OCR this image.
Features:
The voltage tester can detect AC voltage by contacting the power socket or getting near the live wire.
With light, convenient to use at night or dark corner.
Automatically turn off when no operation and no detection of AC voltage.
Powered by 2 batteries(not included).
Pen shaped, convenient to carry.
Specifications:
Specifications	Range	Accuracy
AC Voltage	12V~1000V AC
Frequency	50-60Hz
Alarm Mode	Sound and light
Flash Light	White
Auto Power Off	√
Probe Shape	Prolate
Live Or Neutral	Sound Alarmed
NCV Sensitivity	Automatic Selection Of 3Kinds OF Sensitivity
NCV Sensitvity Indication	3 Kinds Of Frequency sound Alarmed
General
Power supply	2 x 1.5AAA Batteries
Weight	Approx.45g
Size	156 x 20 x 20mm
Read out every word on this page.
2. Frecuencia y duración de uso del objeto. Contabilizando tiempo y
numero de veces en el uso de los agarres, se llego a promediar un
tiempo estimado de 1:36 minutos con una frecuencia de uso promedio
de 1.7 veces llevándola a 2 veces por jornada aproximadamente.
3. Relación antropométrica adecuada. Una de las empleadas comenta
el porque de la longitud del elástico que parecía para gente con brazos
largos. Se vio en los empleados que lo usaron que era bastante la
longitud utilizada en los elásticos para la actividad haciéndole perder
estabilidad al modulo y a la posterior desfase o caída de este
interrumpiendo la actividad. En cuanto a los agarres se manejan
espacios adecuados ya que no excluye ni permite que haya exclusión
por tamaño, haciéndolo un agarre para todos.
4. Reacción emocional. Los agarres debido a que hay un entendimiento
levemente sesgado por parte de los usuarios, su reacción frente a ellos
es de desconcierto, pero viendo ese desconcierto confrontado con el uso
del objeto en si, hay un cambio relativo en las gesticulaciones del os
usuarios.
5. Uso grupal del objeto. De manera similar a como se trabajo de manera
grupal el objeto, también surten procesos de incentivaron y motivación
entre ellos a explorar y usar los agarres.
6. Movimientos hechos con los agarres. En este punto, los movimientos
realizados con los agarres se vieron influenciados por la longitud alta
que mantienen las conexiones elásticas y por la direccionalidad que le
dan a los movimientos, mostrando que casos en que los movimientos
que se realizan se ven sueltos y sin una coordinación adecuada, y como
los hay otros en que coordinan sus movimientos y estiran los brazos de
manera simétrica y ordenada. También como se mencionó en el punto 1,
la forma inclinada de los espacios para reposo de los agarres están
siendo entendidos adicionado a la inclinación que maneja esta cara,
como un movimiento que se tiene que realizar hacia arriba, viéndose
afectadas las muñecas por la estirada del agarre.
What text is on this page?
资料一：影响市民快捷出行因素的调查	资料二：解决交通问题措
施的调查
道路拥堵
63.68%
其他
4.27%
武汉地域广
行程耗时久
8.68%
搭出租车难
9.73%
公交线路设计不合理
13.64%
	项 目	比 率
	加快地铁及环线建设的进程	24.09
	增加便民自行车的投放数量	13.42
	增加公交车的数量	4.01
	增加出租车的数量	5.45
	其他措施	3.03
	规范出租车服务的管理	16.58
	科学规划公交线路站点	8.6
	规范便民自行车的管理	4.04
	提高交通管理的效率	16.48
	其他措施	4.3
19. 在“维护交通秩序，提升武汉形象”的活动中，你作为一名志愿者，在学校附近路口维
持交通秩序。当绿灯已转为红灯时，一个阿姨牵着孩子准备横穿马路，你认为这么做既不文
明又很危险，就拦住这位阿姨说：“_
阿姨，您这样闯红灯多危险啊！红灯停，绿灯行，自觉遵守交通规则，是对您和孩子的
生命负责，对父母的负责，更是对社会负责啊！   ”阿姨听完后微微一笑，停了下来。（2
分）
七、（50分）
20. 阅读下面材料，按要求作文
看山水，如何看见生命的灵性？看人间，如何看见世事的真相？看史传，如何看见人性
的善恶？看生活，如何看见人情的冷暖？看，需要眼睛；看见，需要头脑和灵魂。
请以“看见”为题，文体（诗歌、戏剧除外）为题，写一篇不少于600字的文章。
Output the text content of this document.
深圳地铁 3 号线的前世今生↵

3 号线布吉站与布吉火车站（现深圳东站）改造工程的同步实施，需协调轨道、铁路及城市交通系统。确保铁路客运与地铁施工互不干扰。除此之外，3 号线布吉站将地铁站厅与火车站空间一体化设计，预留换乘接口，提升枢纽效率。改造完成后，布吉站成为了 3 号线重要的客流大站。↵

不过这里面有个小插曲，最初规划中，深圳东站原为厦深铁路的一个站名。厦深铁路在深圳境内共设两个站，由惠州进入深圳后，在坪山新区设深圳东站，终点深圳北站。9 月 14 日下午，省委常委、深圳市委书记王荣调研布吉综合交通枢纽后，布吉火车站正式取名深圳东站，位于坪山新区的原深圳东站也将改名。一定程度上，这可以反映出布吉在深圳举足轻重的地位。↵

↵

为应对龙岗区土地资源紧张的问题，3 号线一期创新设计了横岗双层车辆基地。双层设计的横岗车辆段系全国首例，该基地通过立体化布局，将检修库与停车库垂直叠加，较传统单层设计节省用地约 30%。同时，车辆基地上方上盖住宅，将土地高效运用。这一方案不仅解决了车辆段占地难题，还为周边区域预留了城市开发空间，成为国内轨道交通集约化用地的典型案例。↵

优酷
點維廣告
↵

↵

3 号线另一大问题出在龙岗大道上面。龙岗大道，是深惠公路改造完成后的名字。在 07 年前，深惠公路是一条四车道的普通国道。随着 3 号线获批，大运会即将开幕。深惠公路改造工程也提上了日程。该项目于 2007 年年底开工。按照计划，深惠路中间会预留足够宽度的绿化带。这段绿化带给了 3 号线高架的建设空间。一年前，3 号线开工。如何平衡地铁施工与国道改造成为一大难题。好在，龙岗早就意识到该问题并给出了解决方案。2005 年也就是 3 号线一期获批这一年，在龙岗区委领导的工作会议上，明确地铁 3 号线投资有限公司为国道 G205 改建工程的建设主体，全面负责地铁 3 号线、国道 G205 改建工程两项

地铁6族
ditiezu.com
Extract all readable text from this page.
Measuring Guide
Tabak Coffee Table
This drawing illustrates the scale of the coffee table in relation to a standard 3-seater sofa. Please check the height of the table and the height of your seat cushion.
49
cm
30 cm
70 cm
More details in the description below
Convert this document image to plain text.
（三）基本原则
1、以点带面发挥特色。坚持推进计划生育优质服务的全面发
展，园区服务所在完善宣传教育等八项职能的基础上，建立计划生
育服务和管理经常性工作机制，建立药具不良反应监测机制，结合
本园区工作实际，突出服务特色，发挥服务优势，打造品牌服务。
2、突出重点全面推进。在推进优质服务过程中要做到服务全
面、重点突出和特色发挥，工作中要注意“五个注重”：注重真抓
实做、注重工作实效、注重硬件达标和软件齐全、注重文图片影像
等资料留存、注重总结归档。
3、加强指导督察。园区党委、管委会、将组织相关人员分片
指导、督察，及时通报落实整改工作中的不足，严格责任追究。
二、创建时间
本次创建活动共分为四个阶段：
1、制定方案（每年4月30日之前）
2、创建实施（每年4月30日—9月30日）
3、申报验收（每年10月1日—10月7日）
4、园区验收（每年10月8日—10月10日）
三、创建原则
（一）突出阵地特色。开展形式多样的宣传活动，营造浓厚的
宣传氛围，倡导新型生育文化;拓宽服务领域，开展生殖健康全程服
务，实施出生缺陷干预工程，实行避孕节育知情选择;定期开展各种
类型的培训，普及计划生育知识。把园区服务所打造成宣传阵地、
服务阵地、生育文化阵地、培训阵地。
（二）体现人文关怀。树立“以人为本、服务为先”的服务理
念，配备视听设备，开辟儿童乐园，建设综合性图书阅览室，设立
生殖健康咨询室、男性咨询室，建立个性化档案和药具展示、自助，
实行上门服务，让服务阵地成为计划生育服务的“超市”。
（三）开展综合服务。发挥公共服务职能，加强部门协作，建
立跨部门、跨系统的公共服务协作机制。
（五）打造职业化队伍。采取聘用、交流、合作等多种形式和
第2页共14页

Task statement
Go through the lines above. Select every one that has the string "actividad".

Result for this task
longitud utilizada en los elásticos para la actividad haciéndole perder
interrumpiendo la actividad. En cuanto a los agarres se manejan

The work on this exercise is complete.